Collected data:
= = = =

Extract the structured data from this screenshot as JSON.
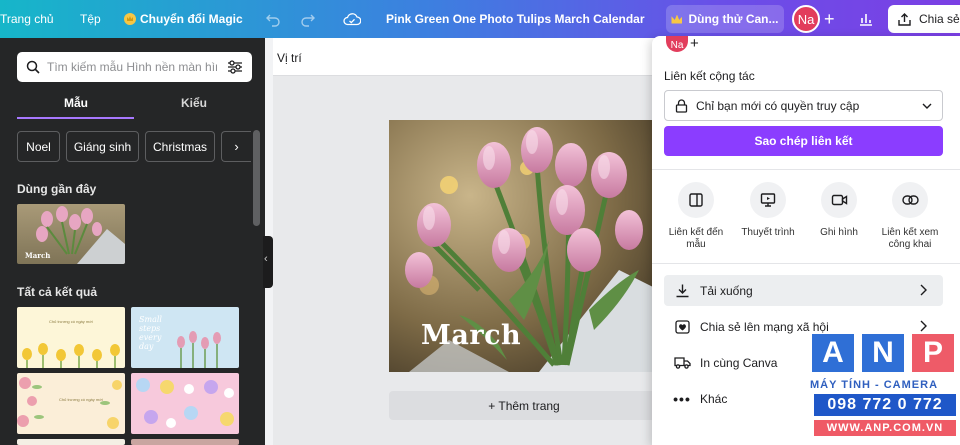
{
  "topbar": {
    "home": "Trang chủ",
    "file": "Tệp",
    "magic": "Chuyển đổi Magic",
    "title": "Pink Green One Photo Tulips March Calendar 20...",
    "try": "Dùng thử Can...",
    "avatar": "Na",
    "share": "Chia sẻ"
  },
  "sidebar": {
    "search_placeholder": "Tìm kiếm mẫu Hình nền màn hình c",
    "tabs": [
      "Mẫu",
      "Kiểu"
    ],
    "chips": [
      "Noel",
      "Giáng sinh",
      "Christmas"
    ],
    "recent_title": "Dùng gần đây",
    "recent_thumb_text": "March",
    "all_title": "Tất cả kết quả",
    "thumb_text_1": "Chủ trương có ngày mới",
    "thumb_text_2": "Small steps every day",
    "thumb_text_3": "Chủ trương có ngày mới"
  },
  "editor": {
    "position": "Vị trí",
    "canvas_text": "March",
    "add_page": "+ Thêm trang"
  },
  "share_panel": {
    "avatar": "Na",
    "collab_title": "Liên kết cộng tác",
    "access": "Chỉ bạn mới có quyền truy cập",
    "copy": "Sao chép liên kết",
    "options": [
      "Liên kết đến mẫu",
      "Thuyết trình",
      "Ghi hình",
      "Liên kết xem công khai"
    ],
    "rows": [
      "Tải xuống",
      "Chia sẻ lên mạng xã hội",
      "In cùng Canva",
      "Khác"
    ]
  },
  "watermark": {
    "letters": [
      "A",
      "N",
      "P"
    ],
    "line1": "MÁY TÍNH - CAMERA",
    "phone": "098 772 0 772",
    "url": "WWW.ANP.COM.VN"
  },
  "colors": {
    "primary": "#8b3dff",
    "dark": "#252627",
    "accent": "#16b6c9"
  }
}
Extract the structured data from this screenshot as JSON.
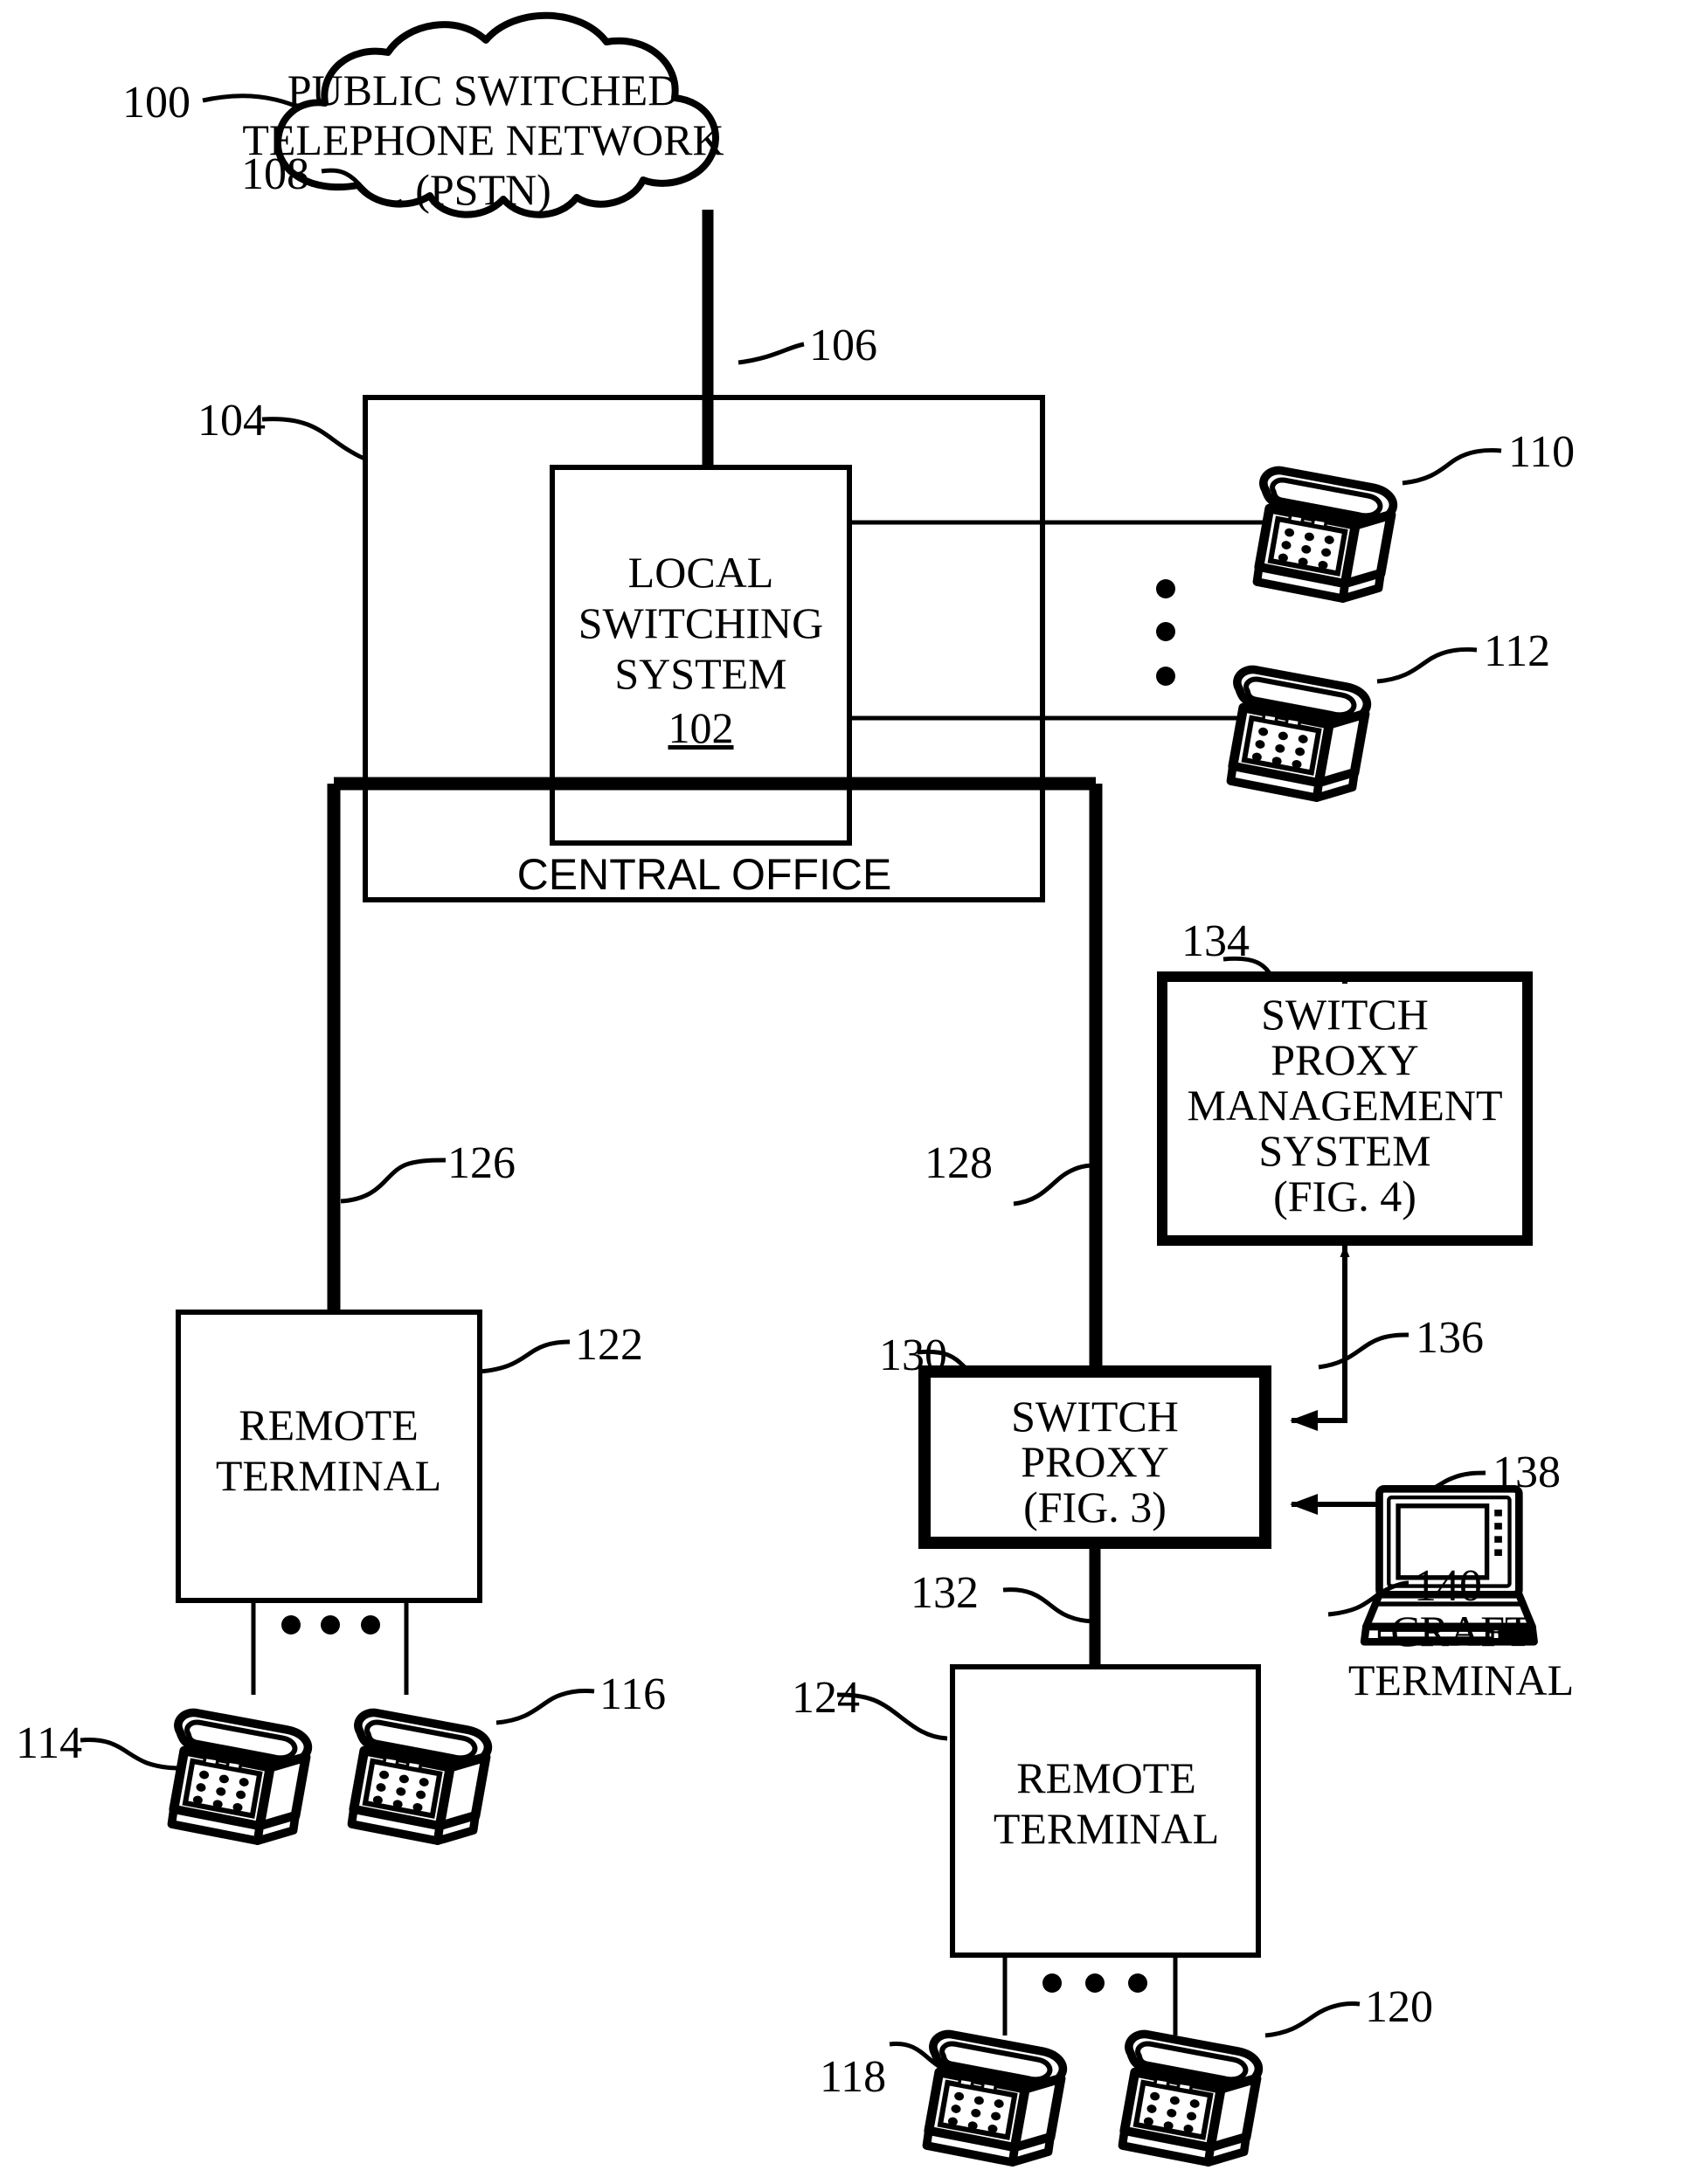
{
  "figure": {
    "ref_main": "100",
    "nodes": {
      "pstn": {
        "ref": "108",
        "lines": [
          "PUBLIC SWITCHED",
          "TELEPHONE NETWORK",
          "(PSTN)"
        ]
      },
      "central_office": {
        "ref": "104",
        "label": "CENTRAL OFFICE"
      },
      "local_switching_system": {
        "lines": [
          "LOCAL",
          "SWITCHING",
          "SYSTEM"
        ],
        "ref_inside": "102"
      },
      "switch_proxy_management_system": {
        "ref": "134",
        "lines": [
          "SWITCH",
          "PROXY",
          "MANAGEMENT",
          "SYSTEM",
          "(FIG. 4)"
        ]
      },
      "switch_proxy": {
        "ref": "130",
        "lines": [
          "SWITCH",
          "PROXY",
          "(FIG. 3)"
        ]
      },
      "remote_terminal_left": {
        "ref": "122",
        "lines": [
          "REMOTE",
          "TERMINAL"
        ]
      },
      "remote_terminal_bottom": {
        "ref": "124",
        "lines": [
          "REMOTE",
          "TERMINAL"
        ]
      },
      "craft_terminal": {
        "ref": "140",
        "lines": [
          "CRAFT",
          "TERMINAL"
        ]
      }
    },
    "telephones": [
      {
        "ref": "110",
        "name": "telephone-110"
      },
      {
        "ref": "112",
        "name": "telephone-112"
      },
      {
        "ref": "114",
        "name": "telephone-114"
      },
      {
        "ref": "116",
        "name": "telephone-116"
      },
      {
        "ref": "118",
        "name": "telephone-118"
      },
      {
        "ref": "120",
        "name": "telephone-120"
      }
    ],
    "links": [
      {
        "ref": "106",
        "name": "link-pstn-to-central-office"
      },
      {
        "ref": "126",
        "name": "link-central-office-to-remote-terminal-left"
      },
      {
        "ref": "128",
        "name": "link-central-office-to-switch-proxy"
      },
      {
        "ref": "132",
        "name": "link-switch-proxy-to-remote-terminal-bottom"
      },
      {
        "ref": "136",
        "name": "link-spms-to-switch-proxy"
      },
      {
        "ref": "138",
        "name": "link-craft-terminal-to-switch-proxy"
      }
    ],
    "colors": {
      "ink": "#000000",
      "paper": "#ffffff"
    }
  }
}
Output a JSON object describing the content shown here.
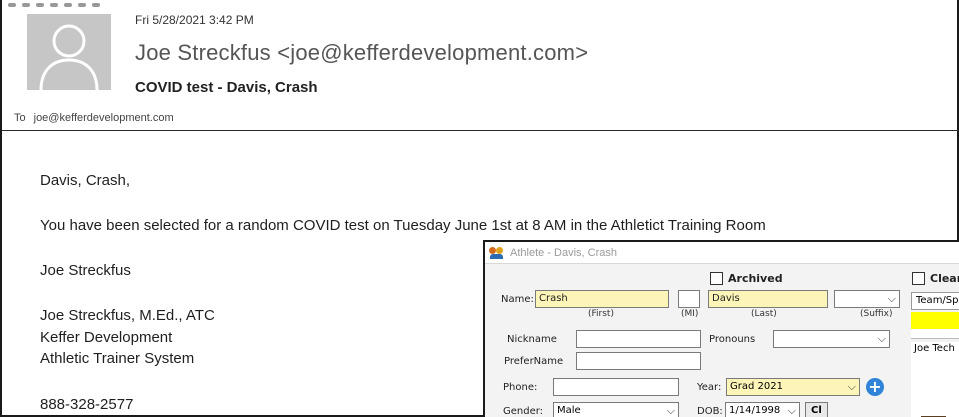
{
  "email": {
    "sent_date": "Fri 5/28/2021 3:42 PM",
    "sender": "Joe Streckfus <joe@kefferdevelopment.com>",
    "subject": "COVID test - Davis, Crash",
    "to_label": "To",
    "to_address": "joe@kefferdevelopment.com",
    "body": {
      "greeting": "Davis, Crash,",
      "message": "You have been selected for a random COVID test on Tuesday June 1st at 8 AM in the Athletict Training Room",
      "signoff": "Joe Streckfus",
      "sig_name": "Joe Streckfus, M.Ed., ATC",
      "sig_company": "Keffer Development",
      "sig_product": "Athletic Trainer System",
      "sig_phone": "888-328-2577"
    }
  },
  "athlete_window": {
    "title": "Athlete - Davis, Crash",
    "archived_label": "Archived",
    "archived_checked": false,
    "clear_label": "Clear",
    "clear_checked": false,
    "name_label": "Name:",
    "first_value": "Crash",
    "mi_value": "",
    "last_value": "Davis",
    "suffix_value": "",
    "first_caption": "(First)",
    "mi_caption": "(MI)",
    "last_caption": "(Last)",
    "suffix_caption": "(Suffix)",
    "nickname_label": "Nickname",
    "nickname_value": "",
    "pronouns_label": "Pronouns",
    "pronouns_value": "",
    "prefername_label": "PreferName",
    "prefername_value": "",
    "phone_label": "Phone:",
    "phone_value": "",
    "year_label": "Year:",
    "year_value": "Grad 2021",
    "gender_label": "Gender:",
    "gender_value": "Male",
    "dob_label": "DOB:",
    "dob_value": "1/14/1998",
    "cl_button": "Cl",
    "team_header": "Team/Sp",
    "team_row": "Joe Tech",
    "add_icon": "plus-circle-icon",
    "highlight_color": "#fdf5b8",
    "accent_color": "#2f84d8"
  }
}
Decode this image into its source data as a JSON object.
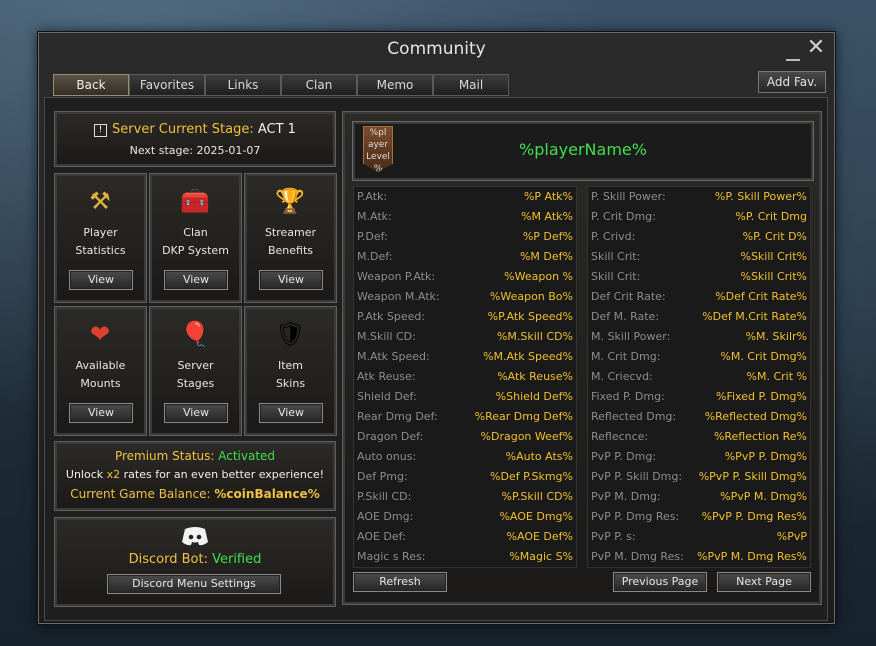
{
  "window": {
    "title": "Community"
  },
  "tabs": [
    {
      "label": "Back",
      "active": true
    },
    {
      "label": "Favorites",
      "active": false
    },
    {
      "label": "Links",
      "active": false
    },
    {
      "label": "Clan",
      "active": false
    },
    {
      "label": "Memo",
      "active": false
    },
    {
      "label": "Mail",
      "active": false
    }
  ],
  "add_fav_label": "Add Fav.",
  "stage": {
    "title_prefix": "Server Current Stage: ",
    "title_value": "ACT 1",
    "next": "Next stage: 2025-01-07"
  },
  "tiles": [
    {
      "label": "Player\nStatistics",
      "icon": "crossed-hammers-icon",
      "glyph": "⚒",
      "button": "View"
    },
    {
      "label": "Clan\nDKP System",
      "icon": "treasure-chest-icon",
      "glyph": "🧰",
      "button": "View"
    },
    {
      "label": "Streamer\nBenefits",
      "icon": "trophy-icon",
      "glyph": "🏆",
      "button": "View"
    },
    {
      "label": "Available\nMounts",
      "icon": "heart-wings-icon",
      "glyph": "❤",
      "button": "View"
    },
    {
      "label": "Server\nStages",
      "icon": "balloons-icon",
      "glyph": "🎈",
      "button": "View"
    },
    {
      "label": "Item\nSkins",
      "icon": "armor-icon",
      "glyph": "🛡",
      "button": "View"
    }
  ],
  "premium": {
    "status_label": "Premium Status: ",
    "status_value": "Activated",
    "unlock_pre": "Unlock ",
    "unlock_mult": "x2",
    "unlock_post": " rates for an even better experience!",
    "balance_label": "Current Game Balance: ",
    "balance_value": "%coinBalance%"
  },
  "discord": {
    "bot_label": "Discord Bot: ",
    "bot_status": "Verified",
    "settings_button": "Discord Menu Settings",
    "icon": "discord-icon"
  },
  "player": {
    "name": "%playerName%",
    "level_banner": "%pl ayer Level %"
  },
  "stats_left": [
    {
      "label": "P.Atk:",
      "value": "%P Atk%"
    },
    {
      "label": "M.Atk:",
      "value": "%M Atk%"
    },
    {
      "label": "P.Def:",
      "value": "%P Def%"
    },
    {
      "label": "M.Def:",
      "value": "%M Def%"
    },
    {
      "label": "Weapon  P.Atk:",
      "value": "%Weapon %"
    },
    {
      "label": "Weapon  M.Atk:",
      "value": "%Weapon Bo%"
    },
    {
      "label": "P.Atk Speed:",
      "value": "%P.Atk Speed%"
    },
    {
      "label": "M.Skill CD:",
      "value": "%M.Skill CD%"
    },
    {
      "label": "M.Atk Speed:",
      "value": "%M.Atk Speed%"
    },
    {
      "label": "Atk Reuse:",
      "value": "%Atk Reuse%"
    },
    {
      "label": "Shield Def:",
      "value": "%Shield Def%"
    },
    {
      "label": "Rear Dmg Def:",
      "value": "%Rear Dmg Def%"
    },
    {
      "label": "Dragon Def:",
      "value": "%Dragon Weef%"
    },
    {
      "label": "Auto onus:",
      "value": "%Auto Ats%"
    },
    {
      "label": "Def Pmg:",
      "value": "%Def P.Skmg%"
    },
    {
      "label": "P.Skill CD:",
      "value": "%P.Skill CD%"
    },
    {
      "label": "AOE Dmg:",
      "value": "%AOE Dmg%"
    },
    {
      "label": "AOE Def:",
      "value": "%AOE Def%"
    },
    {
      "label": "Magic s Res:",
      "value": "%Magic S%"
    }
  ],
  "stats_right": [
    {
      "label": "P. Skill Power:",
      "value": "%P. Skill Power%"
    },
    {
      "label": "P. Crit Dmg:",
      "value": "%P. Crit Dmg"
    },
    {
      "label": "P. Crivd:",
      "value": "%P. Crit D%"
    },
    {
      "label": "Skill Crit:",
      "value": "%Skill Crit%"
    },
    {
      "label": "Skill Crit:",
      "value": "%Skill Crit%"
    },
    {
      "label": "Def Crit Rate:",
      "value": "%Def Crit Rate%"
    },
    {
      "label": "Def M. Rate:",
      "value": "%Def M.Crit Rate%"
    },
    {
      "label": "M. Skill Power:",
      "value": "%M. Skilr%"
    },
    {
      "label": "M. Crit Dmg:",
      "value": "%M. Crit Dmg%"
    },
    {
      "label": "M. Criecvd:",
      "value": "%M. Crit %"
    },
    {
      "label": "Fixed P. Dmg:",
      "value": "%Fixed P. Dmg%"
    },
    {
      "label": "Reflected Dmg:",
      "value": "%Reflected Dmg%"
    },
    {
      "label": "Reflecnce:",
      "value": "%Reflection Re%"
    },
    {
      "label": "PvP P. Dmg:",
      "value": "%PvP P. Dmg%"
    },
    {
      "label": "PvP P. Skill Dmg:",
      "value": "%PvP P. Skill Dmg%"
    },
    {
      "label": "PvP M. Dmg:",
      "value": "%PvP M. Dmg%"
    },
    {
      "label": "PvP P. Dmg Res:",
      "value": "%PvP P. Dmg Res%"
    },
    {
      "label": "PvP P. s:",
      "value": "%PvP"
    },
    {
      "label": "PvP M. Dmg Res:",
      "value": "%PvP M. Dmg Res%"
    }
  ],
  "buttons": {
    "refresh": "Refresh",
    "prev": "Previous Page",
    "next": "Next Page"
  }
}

= = = =

• **PROBLEM DETAILS**
Track down every line of the material containing the string "Current", and copy it.

• **RESULT OF THIS TASK**
    "title_prefix": "Server Current Stage: ",
    "balance_label": "Current Game Balance: ",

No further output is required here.